(Figure content listings)
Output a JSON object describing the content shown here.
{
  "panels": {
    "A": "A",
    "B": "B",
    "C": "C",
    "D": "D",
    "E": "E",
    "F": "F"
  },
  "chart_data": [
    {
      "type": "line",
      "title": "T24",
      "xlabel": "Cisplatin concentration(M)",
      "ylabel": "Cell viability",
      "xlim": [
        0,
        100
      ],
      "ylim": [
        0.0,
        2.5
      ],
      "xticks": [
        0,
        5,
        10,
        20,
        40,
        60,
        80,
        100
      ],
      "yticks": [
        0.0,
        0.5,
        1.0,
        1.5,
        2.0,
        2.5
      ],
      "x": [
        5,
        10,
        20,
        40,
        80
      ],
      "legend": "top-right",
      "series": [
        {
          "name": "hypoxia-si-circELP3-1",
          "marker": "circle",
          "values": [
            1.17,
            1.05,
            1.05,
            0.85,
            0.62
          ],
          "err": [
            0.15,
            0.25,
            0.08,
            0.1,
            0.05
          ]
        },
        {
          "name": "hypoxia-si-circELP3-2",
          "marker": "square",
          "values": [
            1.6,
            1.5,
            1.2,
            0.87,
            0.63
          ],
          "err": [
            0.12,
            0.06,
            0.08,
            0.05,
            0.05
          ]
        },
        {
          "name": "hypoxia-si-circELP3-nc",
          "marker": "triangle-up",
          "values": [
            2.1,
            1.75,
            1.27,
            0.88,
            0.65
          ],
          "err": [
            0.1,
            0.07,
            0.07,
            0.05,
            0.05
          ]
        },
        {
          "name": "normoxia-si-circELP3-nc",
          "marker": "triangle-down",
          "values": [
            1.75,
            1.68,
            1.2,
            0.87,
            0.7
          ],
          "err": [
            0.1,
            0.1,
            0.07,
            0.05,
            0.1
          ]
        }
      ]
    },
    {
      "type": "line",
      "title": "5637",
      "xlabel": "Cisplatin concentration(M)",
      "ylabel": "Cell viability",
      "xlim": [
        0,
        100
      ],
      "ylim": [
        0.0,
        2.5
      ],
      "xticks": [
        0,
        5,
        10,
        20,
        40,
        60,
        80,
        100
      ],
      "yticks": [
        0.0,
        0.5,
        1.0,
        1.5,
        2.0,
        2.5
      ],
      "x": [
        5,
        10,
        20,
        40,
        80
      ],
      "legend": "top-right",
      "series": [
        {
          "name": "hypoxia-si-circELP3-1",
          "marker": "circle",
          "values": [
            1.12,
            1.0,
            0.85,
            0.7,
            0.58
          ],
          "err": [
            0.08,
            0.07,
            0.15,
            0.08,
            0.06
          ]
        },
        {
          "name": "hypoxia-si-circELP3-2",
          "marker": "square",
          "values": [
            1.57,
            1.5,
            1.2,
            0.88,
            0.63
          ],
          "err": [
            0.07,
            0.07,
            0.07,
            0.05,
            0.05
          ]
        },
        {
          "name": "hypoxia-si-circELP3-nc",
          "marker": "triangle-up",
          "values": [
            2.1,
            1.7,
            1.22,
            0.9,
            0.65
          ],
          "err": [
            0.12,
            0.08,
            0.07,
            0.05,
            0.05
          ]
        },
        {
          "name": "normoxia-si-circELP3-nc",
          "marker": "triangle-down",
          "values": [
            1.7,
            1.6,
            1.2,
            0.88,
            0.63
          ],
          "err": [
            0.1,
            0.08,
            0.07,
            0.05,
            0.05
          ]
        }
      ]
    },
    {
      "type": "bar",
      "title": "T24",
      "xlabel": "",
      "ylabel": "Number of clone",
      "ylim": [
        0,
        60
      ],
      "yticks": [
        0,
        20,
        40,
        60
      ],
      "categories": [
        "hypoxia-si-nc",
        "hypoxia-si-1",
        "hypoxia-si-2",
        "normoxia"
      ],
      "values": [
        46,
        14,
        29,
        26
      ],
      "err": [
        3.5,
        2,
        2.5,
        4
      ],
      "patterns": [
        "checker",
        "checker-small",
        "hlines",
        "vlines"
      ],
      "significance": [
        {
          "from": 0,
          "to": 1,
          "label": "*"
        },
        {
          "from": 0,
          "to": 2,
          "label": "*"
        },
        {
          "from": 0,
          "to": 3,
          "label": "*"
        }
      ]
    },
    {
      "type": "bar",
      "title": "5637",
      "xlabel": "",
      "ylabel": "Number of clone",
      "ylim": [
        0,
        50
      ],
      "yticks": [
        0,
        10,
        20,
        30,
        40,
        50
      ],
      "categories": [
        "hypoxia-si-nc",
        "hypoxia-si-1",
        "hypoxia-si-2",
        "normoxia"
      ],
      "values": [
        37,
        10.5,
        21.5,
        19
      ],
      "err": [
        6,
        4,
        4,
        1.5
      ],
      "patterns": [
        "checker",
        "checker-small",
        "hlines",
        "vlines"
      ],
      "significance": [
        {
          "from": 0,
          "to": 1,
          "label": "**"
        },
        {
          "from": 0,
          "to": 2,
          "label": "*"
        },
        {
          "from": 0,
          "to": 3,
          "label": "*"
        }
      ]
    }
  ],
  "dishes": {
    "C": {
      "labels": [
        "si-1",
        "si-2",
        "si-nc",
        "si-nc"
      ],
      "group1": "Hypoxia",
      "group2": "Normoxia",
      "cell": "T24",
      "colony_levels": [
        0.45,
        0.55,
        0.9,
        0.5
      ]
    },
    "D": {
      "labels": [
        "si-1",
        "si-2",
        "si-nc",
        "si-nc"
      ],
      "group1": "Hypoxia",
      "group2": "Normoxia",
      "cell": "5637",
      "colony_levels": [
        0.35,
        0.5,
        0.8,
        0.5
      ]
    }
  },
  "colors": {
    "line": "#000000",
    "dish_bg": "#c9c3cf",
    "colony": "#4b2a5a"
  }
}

THE TASK
Make an exact copy of the material above.

REPLY
Output a JSON object describing the content shown here.
{
  "panels": {
    "A": "A",
    "B": "B",
    "C": "C",
    "D": "D",
    "E": "E",
    "F": "F"
  },
  "chart_data": [
    {
      "type": "line",
      "title": "T24",
      "xlabel": "Cisplatin concentration(M)",
      "ylabel": "Cell viability",
      "xlim": [
        0,
        100
      ],
      "ylim": [
        0.0,
        2.5
      ],
      "xticks": [
        0,
        5,
        10,
        20,
        40,
        60,
        80,
        100
      ],
      "yticks": [
        0.0,
        0.5,
        1.0,
        1.5,
        2.0,
        2.5
      ],
      "x": [
        5,
        10,
        20,
        40,
        80
      ],
      "legend": "top-right",
      "series": [
        {
          "name": "hypoxia-si-circELP3-1",
          "marker": "circle",
          "values": [
            1.17,
            1.05,
            1.05,
            0.85,
            0.62
          ],
          "err": [
            0.15,
            0.25,
            0.08,
            0.1,
            0.05
          ]
        },
        {
          "name": "hypoxia-si-circELP3-2",
          "marker": "square",
          "values": [
            1.6,
            1.5,
            1.2,
            0.87,
            0.63
          ],
          "err": [
            0.12,
            0.06,
            0.08,
            0.05,
            0.05
          ]
        },
        {
          "name": "hypoxia-si-circELP3-nc",
          "marker": "triangle-up",
          "values": [
            2.1,
            1.75,
            1.27,
            0.88,
            0.65
          ],
          "err": [
            0.1,
            0.07,
            0.07,
            0.05,
            0.05
          ]
        },
        {
          "name": "normoxia-si-circELP3-nc",
          "marker": "triangle-down",
          "values": [
            1.75,
            1.68,
            1.2,
            0.87,
            0.7
          ],
          "err": [
            0.1,
            0.1,
            0.07,
            0.05,
            0.1
          ]
        }
      ]
    },
    {
      "type": "line",
      "title": "5637",
      "xlabel": "Cisplatin concentration(M)",
      "ylabel": "Cell viability",
      "xlim": [
        0,
        100
      ],
      "ylim": [
        0.0,
        2.5
      ],
      "xticks": [
        0,
        5,
        10,
        20,
        40,
        60,
        80,
        100
      ],
      "yticks": [
        0.0,
        0.5,
        1.0,
        1.5,
        2.0,
        2.5
      ],
      "x": [
        5,
        10,
        20,
        40,
        80
      ],
      "legend": "top-right",
      "series": [
        {
          "name": "hypoxia-si-circELP3-1",
          "marker": "circle",
          "values": [
            1.12,
            1.0,
            0.85,
            0.7,
            0.58
          ],
          "err": [
            0.08,
            0.07,
            0.15,
            0.08,
            0.06
          ]
        },
        {
          "name": "hypoxia-si-circELP3-2",
          "marker": "square",
          "values": [
            1.57,
            1.5,
            1.2,
            0.88,
            0.63
          ],
          "err": [
            0.07,
            0.07,
            0.07,
            0.05,
            0.05
          ]
        },
        {
          "name": "hypoxia-si-circELP3-nc",
          "marker": "triangle-up",
          "values": [
            2.1,
            1.7,
            1.22,
            0.9,
            0.65
          ],
          "err": [
            0.12,
            0.08,
            0.07,
            0.05,
            0.05
          ]
        },
        {
          "name": "normoxia-si-circELP3-nc",
          "marker": "triangle-down",
          "values": [
            1.7,
            1.6,
            1.2,
            0.88,
            0.63
          ],
          "err": [
            0.1,
            0.08,
            0.07,
            0.05,
            0.05
          ]
        }
      ]
    },
    {
      "type": "bar",
      "title": "T24",
      "xlabel": "",
      "ylabel": "Number of clone",
      "ylim": [
        0,
        60
      ],
      "yticks": [
        0,
        20,
        40,
        60
      ],
      "categories": [
        "hypoxia-si-nc",
        "hypoxia-si-1",
        "hypoxia-si-2",
        "normoxia"
      ],
      "values": [
        46,
        14,
        29,
        26
      ],
      "err": [
        3.5,
        2,
        2.5,
        4
      ],
      "patterns": [
        "checker",
        "checker-small",
        "hlines",
        "vlines"
      ],
      "significance": [
        {
          "from": 0,
          "to": 1,
          "label": "*"
        },
        {
          "from": 0,
          "to": 2,
          "label": "*"
        },
        {
          "from": 0,
          "to": 3,
          "label": "*"
        }
      ]
    },
    {
      "type": "bar",
      "title": "5637",
      "xlabel": "",
      "ylabel": "Number of clone",
      "ylim": [
        0,
        50
      ],
      "yticks": [
        0,
        10,
        20,
        30,
        40,
        50
      ],
      "categories": [
        "hypoxia-si-nc",
        "hypoxia-si-1",
        "hypoxia-si-2",
        "normoxia"
      ],
      "values": [
        37,
        10.5,
        21.5,
        19
      ],
      "err": [
        6,
        4,
        4,
        1.5
      ],
      "patterns": [
        "checker",
        "checker-small",
        "hlines",
        "vlines"
      ],
      "significance": [
        {
          "from": 0,
          "to": 1,
          "label": "**"
        },
        {
          "from": 0,
          "to": 2,
          "label": "*"
        },
        {
          "from": 0,
          "to": 3,
          "label": "*"
        }
      ]
    }
  ],
  "dishes": {
    "C": {
      "labels": [
        "si-1",
        "si-2",
        "si-nc",
        "si-nc"
      ],
      "group1": "Hypoxia",
      "group2": "Normoxia",
      "cell": "T24",
      "colony_levels": [
        0.45,
        0.55,
        0.9,
        0.5
      ]
    },
    "D": {
      "labels": [
        "si-1",
        "si-2",
        "si-nc",
        "si-nc"
      ],
      "group1": "Hypoxia",
      "group2": "Normoxia",
      "cell": "5637",
      "colony_levels": [
        0.35,
        0.5,
        0.8,
        0.5
      ]
    }
  },
  "colors": {
    "line": "#000000",
    "dish_bg": "#c9c3cf",
    "colony": "#4b2a5a"
  }
}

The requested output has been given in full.